What to do:
Go through the lines below and copy each one that holds the string "text".

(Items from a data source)
****************************************

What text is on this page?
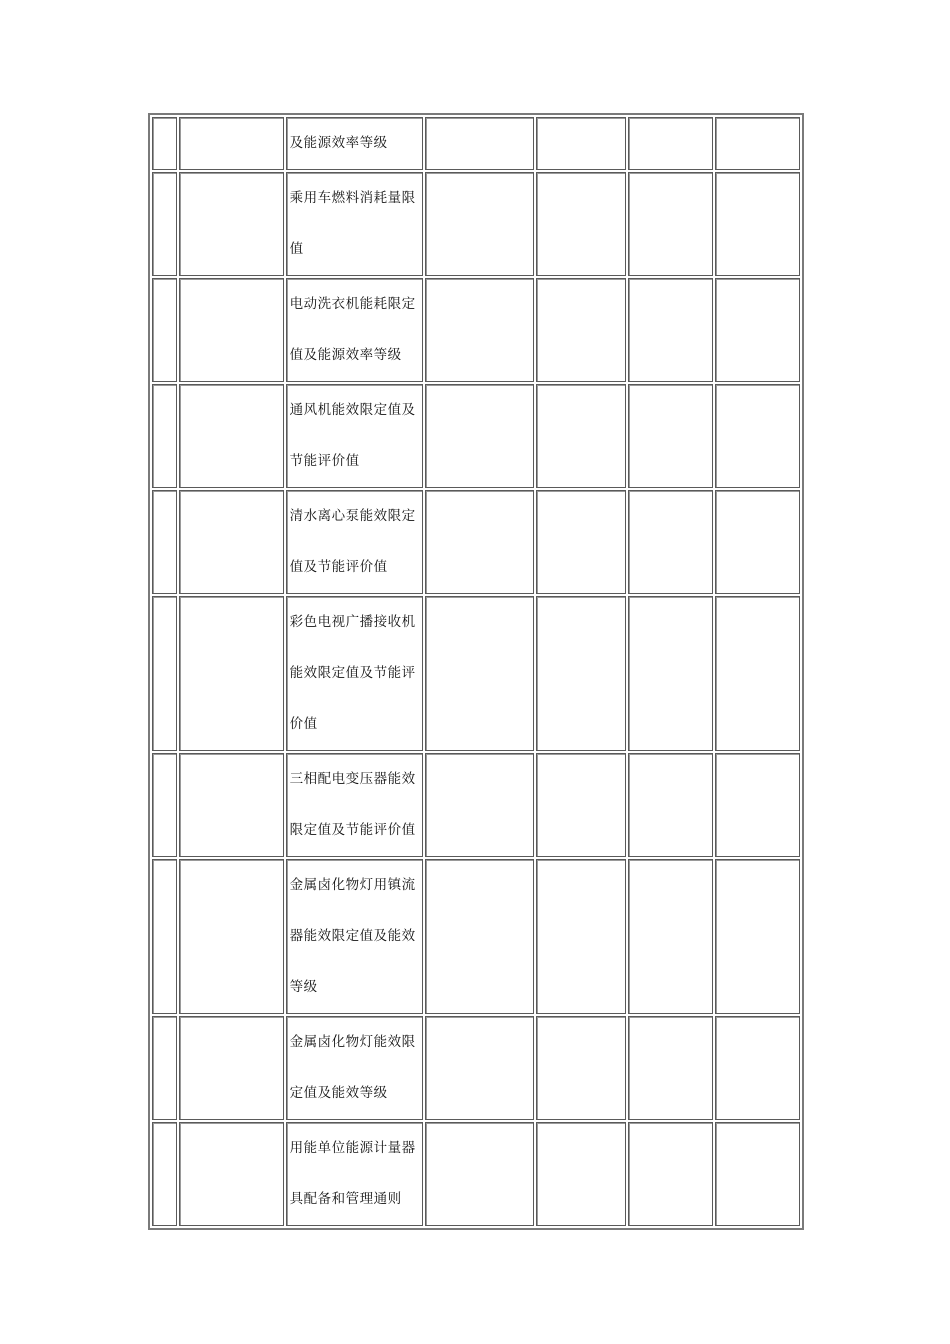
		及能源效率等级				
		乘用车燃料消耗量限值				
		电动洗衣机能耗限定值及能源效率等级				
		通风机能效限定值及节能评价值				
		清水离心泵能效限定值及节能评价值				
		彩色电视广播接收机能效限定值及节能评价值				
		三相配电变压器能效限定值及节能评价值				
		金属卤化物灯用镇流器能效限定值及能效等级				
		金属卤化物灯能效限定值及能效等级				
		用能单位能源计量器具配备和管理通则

****************************************

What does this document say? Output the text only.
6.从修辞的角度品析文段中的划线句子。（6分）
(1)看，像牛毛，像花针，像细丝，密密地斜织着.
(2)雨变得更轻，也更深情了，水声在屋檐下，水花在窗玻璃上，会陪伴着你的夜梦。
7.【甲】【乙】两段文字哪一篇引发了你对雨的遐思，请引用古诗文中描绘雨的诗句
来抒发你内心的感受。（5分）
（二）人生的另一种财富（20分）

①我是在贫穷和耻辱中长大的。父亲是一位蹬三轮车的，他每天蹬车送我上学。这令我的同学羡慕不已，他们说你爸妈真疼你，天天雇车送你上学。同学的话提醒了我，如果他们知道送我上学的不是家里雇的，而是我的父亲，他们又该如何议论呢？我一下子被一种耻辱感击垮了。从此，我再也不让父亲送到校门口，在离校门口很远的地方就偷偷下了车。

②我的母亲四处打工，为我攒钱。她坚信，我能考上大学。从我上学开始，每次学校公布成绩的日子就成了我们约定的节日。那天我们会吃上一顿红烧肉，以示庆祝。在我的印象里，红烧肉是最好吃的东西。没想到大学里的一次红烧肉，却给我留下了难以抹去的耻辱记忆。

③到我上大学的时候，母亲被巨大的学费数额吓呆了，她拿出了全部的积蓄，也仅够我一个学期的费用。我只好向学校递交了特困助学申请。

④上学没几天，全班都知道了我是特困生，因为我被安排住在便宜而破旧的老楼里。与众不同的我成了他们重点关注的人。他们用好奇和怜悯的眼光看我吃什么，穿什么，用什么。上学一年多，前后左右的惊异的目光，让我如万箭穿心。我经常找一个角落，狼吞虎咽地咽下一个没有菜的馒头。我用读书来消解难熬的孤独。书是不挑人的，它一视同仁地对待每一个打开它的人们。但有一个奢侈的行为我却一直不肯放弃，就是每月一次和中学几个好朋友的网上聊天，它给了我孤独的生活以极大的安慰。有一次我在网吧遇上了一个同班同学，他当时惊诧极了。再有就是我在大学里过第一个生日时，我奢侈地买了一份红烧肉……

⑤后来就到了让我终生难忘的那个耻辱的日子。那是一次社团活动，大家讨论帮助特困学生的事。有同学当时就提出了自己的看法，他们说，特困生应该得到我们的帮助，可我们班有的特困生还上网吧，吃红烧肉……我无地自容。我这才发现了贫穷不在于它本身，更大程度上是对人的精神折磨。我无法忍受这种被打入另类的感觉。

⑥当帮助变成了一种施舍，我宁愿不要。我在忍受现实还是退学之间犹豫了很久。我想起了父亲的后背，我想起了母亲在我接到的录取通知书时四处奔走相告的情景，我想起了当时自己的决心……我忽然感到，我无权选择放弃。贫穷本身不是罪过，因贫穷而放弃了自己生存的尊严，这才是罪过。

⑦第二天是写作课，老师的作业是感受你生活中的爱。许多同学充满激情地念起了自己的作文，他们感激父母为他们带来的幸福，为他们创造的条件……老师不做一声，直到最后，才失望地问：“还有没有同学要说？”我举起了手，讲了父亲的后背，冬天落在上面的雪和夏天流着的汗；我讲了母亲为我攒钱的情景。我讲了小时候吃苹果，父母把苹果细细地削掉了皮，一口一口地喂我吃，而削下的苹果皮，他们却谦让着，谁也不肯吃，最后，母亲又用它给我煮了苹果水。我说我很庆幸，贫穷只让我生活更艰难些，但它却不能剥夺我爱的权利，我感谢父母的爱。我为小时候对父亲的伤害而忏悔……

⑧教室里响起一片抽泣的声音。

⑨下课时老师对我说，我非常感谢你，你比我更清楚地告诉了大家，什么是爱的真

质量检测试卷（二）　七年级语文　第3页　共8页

****************************************

Complete answer:
What text is on this page?
What does this document say? Output the text only.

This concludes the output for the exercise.